Lines of data
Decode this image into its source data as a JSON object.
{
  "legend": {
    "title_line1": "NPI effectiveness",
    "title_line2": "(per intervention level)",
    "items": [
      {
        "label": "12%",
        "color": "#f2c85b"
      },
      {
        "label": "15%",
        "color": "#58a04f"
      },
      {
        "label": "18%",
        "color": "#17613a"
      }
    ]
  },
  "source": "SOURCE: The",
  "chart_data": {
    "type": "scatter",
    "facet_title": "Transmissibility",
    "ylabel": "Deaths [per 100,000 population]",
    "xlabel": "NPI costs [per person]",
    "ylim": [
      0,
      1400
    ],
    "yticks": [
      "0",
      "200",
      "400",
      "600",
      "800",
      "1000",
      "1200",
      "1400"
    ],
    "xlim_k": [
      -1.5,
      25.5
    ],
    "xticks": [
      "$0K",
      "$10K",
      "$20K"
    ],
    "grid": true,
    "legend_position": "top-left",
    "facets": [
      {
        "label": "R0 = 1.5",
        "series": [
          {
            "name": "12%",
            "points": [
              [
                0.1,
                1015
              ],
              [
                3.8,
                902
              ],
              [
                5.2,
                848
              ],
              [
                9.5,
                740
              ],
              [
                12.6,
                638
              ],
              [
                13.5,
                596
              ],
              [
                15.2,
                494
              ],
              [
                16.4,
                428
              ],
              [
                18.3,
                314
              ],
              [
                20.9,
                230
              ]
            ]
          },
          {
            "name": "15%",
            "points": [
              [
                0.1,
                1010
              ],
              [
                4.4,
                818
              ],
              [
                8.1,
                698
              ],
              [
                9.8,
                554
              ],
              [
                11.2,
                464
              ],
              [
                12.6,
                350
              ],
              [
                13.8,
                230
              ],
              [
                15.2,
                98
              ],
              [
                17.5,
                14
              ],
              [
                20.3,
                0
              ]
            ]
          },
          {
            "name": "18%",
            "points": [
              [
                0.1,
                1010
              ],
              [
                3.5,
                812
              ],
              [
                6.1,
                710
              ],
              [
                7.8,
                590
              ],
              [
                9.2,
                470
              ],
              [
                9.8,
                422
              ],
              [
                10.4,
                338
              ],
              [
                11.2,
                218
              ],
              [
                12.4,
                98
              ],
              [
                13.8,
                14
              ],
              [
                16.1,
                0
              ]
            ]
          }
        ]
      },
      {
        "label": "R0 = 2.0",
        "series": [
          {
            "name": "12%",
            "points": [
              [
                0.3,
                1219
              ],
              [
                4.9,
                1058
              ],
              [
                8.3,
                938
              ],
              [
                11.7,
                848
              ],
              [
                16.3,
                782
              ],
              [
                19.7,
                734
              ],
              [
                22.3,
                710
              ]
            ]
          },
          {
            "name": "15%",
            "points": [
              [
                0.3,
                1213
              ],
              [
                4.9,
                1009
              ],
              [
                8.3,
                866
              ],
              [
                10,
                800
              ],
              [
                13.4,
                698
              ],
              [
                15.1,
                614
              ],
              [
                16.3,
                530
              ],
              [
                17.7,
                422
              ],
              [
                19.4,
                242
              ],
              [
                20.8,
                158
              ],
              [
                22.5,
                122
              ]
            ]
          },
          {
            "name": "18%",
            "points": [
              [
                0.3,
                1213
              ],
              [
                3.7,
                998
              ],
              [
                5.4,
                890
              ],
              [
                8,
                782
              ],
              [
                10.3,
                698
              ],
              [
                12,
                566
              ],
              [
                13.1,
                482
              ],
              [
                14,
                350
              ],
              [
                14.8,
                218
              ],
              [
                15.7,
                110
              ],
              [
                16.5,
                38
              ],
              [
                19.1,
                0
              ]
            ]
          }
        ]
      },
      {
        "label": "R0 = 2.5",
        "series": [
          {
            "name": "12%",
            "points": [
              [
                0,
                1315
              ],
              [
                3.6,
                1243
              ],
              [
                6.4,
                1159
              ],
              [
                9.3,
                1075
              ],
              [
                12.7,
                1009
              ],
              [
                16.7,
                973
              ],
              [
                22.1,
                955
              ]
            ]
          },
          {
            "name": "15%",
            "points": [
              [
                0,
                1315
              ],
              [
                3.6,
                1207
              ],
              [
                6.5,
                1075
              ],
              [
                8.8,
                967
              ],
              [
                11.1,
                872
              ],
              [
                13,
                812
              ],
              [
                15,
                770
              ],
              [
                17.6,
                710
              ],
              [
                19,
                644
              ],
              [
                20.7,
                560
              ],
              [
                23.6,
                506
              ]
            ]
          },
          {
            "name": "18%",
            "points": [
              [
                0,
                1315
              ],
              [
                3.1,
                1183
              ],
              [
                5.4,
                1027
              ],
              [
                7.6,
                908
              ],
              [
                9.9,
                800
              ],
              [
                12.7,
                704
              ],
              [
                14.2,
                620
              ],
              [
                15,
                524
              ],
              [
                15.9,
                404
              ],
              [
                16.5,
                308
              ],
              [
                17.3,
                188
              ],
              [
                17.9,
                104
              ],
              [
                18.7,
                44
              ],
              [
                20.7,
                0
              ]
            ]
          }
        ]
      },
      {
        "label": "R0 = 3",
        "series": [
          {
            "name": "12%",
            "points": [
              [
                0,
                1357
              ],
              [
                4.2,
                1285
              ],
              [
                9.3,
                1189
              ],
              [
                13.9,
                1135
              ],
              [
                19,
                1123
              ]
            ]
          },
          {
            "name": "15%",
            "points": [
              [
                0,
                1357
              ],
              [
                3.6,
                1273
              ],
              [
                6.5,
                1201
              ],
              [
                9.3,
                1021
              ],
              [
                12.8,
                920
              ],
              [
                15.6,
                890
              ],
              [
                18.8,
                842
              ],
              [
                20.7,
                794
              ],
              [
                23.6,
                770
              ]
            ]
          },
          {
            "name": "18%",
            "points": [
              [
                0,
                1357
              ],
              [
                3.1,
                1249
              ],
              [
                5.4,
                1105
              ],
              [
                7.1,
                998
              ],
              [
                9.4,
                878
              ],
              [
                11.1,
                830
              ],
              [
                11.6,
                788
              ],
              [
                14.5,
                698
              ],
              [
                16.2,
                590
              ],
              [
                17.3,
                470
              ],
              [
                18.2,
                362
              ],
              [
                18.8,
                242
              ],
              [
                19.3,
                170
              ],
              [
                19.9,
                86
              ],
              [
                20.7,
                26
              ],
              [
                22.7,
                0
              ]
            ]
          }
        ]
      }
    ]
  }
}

WHAT YOU HAVE TO DO -> Keep only those lines of the records that hold "source", and return them.

ANSWER TO THIS TASK ->
Decode this image into its source data as a JSON object.
  "source": "SOURCE: The",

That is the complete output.